═════ Data for the task ═════
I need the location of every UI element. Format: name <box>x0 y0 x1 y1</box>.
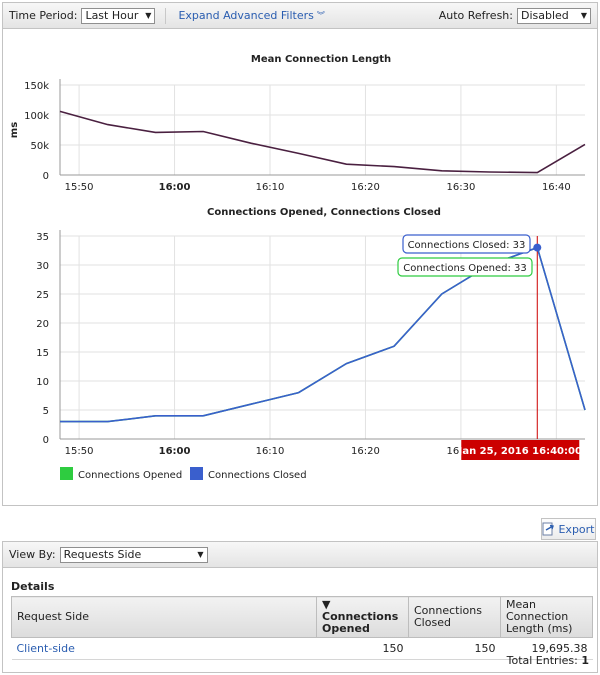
export-label: Export <box>558 522 595 536</box>
column-header-connections-opened[interactable]: ▼ Connections Opened <box>316 596 409 638</box>
x-tick-label: 15:50 <box>65 446 94 457</box>
y-tick-label: 25 <box>36 290 49 301</box>
view-by-bar: View By: Requests Side ▼ <box>2 541 598 568</box>
y-tick-label: 100k <box>24 111 49 122</box>
time-period-label: Time Period: <box>9 9 78 22</box>
x-tick-label: 16:30 <box>446 446 475 457</box>
legend-swatch <box>190 467 203 480</box>
total-entries-value: 1 <box>581 654 589 667</box>
mean-connection-length-cell: 19,695.38 <box>500 637 593 660</box>
chart2-tooltips: Connections Closed: 33 Connections Opened… <box>397 234 533 277</box>
chart2-title: Connections Opened, Connections Closed <box>207 207 441 218</box>
legend-label: Connections Opened <box>78 470 182 481</box>
charts-canvas: Mean Connection Length ms 0 50k 100k 150k 1… <box>9 54 586 481</box>
total-entries-label: Total Entries: <box>506 654 578 667</box>
view-by-label: View By: <box>9 548 56 561</box>
crosshair-point <box>533 243 542 252</box>
legend-label: Connections Closed <box>208 470 307 481</box>
chevron-down-icon: ▼ <box>580 11 587 20</box>
x-tick-label: 16:20 <box>351 446 380 457</box>
toolbar: Time Period: Last Hour ▼ Expand Advanced… <box>2 2 598 29</box>
y-tick-label: 15 <box>36 348 49 359</box>
auto-refresh-value: Disabled <box>521 9 569 22</box>
crosshair-time-label: Jan 25, 2016 16:40:00 <box>458 446 582 457</box>
x-tick-label: 16:40 <box>542 182 571 193</box>
y-tick-label: 20 <box>36 319 49 330</box>
column-header-connections-closed[interactable]: Connections Closed <box>408 596 501 638</box>
table-header-row: Request Side ▼ Connections Opened Connec… <box>11 596 593 638</box>
chart1-y-ticks: 0 50k 100k 150k <box>24 81 49 182</box>
tooltip-text: Connections Opened: 33 <box>403 263 526 274</box>
crosshair-time-badge <box>461 440 580 460</box>
legend-swatch <box>60 467 73 480</box>
expand-filters-label: Expand Advanced Filters <box>178 9 314 22</box>
time-period-value: Last Hour <box>85 9 139 22</box>
chart2-y-ticks: 0 5 10 15 20 25 30 35 <box>36 232 49 446</box>
x-tick-label: 16:00 <box>159 182 191 193</box>
y-tick-label: 30 <box>36 261 49 272</box>
chart1-grid <box>59 79 585 176</box>
x-tick-label: 16:00 <box>159 446 191 457</box>
chevron-down-icon: ▼ <box>197 550 204 559</box>
expand-filters-link[interactable]: Expand Advanced Filters ︾ <box>178 9 324 22</box>
tooltip-text: Connections Closed: 33 <box>408 240 526 251</box>
details-panel: Details Request Side ▼ Connections Opene… <box>2 568 598 673</box>
x-tick-label: 16:10 <box>256 182 285 193</box>
y-tick-label: 0 <box>43 435 49 446</box>
y-tick-label: 0 <box>43 171 49 182</box>
total-entries: Total Entries: 1 <box>507 654 589 667</box>
y-tick-label: 10 <box>36 377 49 388</box>
column-header-request-side[interactable]: Request Side <box>11 596 317 638</box>
view-by-value: Requests Side <box>63 548 142 561</box>
request-side-link[interactable]: Client-side <box>11 637 317 660</box>
x-tick-label: 16:10 <box>256 446 285 457</box>
tooltip-box <box>402 234 531 254</box>
y-tick-label: 5 <box>43 406 49 417</box>
connections-closed-cell: 150 <box>408 637 501 660</box>
chart1-title: Mean Connection Length <box>251 54 391 65</box>
table-row: Client-side 150 150 19,695.38 <box>11 637 593 660</box>
auto-refresh-select[interactable]: Disabled ▼ <box>517 7 591 24</box>
chart2-crosshair: Jan 25, 2016 16:40:00 <box>458 236 582 460</box>
double-chevron-down-icon: ︾ <box>316 11 325 20</box>
connections-opened-cell: 150 <box>316 637 409 660</box>
chart2-grid <box>59 230 585 440</box>
chart1-series <box>59 110 586 174</box>
export-icon <box>542 522 555 536</box>
x-tick-label: 16:30 <box>446 182 475 193</box>
auto-refresh-label: Auto Refresh: <box>438 9 513 22</box>
y-tick-label: 35 <box>36 232 49 243</box>
details-table: Request Side ▼ Connections Opened Connec… <box>11 596 593 660</box>
y-tick-label: 50k <box>30 141 49 152</box>
charts-panel: Mean Connection Length ms 0 50k 100k 150k 1… <box>2 29 598 506</box>
x-tick-label: 16:20 <box>351 182 380 193</box>
chevron-down-icon: ▼ <box>145 11 152 20</box>
details-title: Details <box>11 580 55 593</box>
x-tick-label: 15:50 <box>65 182 94 193</box>
export-button[interactable]: Export <box>541 518 596 540</box>
view-by-select[interactable]: Requests Side ▼ <box>59 546 208 563</box>
chart1-x-ticks: 15:50 16:00 16:10 16:20 16:30 16:40 <box>65 182 571 193</box>
time-period-select[interactable]: Last Hour ▼ <box>81 7 156 24</box>
series-line-mean-connection-length <box>59 110 586 174</box>
chart1-y-axis-label: ms <box>9 122 20 138</box>
chart2-legend: Connections Opened Connections Closed <box>60 467 307 481</box>
tooltip-box <box>397 257 533 277</box>
y-tick-label: 150k <box>24 81 49 92</box>
column-header-mean-connection-length[interactable]: Mean Connection Length (ms) <box>500 596 593 638</box>
toolbar-divider <box>165 7 167 24</box>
═════
Reproduce every line of the records above verbatim, omitting the pictures.

I need the location of every UI element. Format: name <box>x0 y0 x1 y1</box>.
export-label: Export <box>558 522 595 536</box>
column-header-connections-opened[interactable]: ▼ Connections Opened <box>316 596 409 638</box>
x-tick-label: 15:50 <box>65 446 94 457</box>
y-tick-label: 25 <box>36 290 49 301</box>
view-by-bar: View By: Requests Side ▼ <box>2 541 598 568</box>
y-tick-label: 100k <box>24 111 49 122</box>
time-period-label: Time Period: <box>9 9 78 22</box>
x-tick-label: 16:30 <box>446 446 475 457</box>
legend-swatch <box>190 467 203 480</box>
total-entries-value: 1 <box>581 654 589 667</box>
mean-connection-length-cell: 19,695.38 <box>500 637 593 660</box>
chart2-tooltips: Connections Closed: 33 Connections Opened… <box>397 234 533 277</box>
chart2-title: Connections Opened, Connections Closed <box>207 207 441 218</box>
legend-label: Connections Opened <box>78 470 182 481</box>
charts-canvas: Mean Connection Length ms 0 50k 100k 150k 1… <box>9 54 586 481</box>
total-entries-label: Total Entries: <box>506 654 578 667</box>
view-by-label: View By: <box>9 548 56 561</box>
crosshair-point <box>533 243 542 252</box>
legend-label: Connections Closed <box>208 470 307 481</box>
chevron-down-icon: ▼ <box>580 11 587 20</box>
x-tick-label: 16:20 <box>351 446 380 457</box>
toolbar: Time Period: Last Hour ▼ Expand Advanced… <box>2 2 598 29</box>
y-tick-label: 15 <box>36 348 49 359</box>
auto-refresh-value: Disabled <box>521 9 569 22</box>
crosshair-time-label: Jan 25, 2016 16:40:00 <box>458 446 582 457</box>
x-tick-label: 16:40 <box>542 182 571 193</box>
y-tick-label: 20 <box>36 319 49 330</box>
column-header-connections-closed[interactable]: Connections Closed <box>408 596 501 638</box>
table-header-row: Request Side ▼ Connections Opened Connec… <box>11 596 593 638</box>
chart1-y-ticks: 0 50k 100k 150k <box>24 81 49 182</box>
tooltip-text: Connections Opened: 33 <box>403 263 526 274</box>
crosshair-time-badge <box>461 440 580 460</box>
legend-swatch <box>60 467 73 480</box>
expand-filters-label: Expand Advanced Filters <box>178 9 314 22</box>
time-period-value: Last Hour <box>85 9 139 22</box>
chart2-y-ticks: 0 5 10 15 20 25 30 35 <box>36 232 49 446</box>
x-tick-label: 16:00 <box>159 182 191 193</box>
y-tick-label: 30 <box>36 261 49 272</box>
chart1-grid <box>59 79 585 176</box>
x-tick-label: 16:00 <box>159 446 191 457</box>
chevron-down-icon: ▼ <box>197 550 204 559</box>
expand-filters-link[interactable]: Expand Advanced Filters ︾ <box>178 9 324 22</box>
tooltip-text: Connections Closed: 33 <box>408 240 526 251</box>
details-panel: Details Request Side ▼ Connections Opene… <box>2 568 598 673</box>
x-tick-label: 16:10 <box>256 182 285 193</box>
y-tick-label: 0 <box>43 435 49 446</box>
y-tick-label: 0 <box>43 171 49 182</box>
total-entries: Total Entries: 1 <box>507 654 589 667</box>
y-tick-label: 10 <box>36 377 49 388</box>
column-header-request-side[interactable]: Request Side <box>11 596 317 638</box>
view-by-value: Requests Side <box>63 548 142 561</box>
request-side-link[interactable]: Client-side <box>11 637 317 660</box>
x-tick-label: 16:10 <box>256 446 285 457</box>
tooltip-box <box>402 234 531 254</box>
y-tick-label: 5 <box>43 406 49 417</box>
connections-closed-cell: 150 <box>408 637 501 660</box>
chart1-title: Mean Connection Length <box>251 54 391 65</box>
table-row: Client-side 150 150 19,695.38 <box>11 637 593 660</box>
auto-refresh-select[interactable]: Disabled ▼ <box>517 7 591 24</box>
chart2-crosshair: Jan 25, 2016 16:40:00 <box>458 236 582 460</box>
double-chevron-down-icon: ︾ <box>316 11 325 20</box>
connections-opened-cell: 150 <box>316 637 409 660</box>
chart2-grid <box>59 230 585 440</box>
chart1-series <box>59 110 586 174</box>
export-icon <box>542 522 555 536</box>
x-tick-label: 16:30 <box>446 182 475 193</box>
auto-refresh-label: Auto Refresh: <box>438 9 513 22</box>
y-tick-label: 35 <box>36 232 49 243</box>
details-table: Request Side ▼ Connections Opened Connec… <box>11 596 593 660</box>
y-tick-label: 50k <box>30 141 49 152</box>
charts-panel: Mean Connection Length ms 0 50k 100k 150k 1… <box>2 29 598 506</box>
x-tick-label: 16:20 <box>351 182 380 193</box>
chevron-down-icon: ▼ <box>145 11 152 20</box>
details-title: Details <box>11 580 55 593</box>
x-tick-label: 15:50 <box>65 182 94 193</box>
export-button[interactable]: Export <box>541 518 596 540</box>
view-by-select[interactable]: Requests Side ▼ <box>59 546 208 563</box>
chart1-x-ticks: 15:50 16:00 16:10 16:20 16:30 16:40 <box>65 182 571 193</box>
time-period-select[interactable]: Last Hour ▼ <box>81 7 156 24</box>
series-line-mean-connection-length <box>59 110 586 174</box>
chart1-y-axis-label: ms <box>9 122 20 138</box>
chart2-legend: Connections Opened Connections Closed <box>60 467 307 481</box>
tooltip-box <box>397 257 533 277</box>
y-tick-label: 150k <box>24 81 49 92</box>
column-header-mean-connection-length[interactable]: Mean Connection Length (ms) <box>500 596 593 638</box>
toolbar-divider <box>165 7 167 24</box>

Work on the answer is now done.